Stored records:

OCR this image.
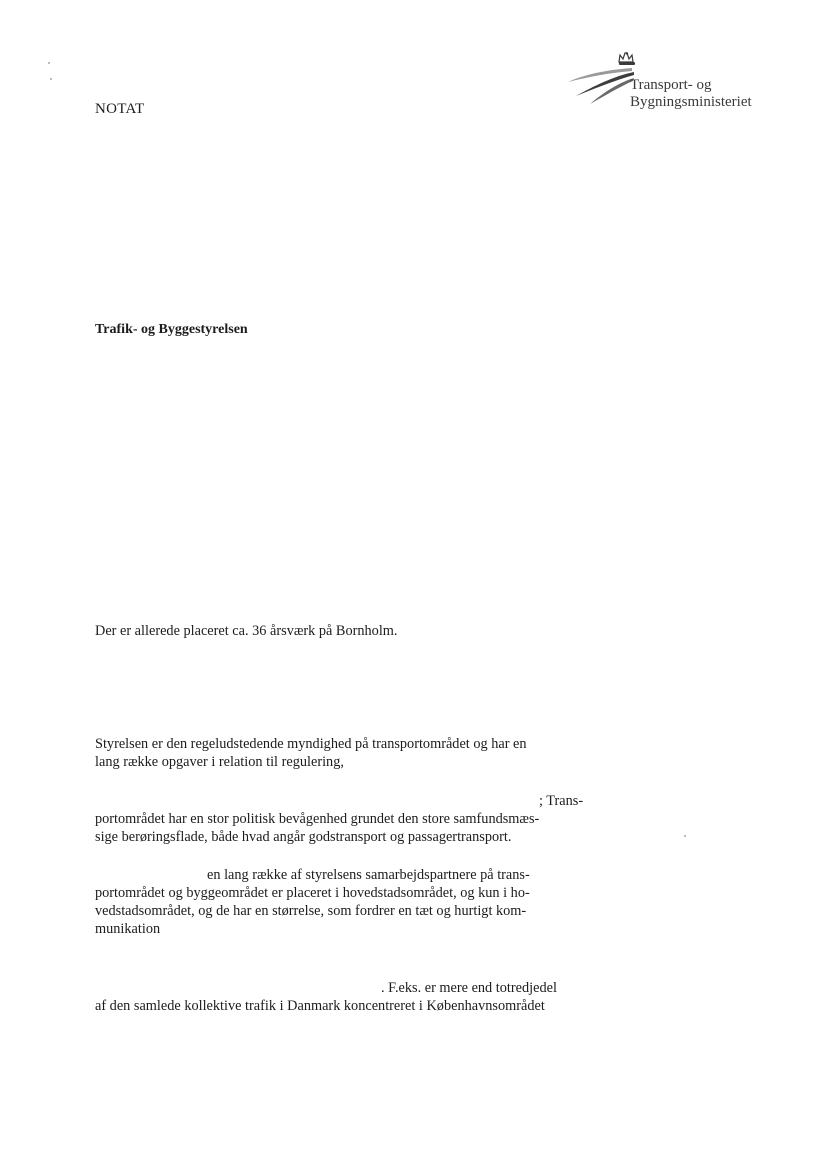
NOTAT
Transport- og
Bygningsministeriet
Trafik- og Byggestyrelsen
Der er allerede placeret ca. 36 årsværk på Bornholm.
Styrelsen er den regeludstedende myndighed på transportområdet og har en
lang række opgaver i relation til regulering,
; Trans-
portområdet har en stor politisk bevågenhed grundet den store samfundsmæs-
sige berøringsflade, både hvad angår godstransport og passagertransport.
en lang række af styrelsens samarbejdspartnere på trans-
portområdet og byggeområdet er placeret i hovedstadsområdet, og kun i ho-
vedstadsområdet, og de har en størrelse, som fordrer en tæt og hurtigt kom-
munikation
. F.eks. er mere end totredjedel
af den samlede kollektive trafik i Danmark koncentreret i Københavnsområdet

-- Goal --
The data should be printed again unchanged; leave its pictures out.

-- Response --
OCR this image.
NOTAT
Transport- og
Bygningsministeriet
Trafik- og Byggestyrelsen
Der er allerede placeret ca. 36 årsværk på Bornholm.
Styrelsen er den regeludstedende myndighed på transportområdet og har en
lang række opgaver i relation til regulering,
; Trans-
portområdet har en stor politisk bevågenhed grundet den store samfundsmæs-
sige berøringsflade, både hvad angår godstransport og passagertransport.
en lang række af styrelsens samarbejdspartnere på trans-
portområdet og byggeområdet er placeret i hovedstadsområdet, og kun i ho-
vedstadsområdet, og de har en størrelse, som fordrer en tæt og hurtigt kom-
munikation
. F.eks. er mere end totredjedel
af den samlede kollektive trafik i Danmark koncentreret i Københavnsområdet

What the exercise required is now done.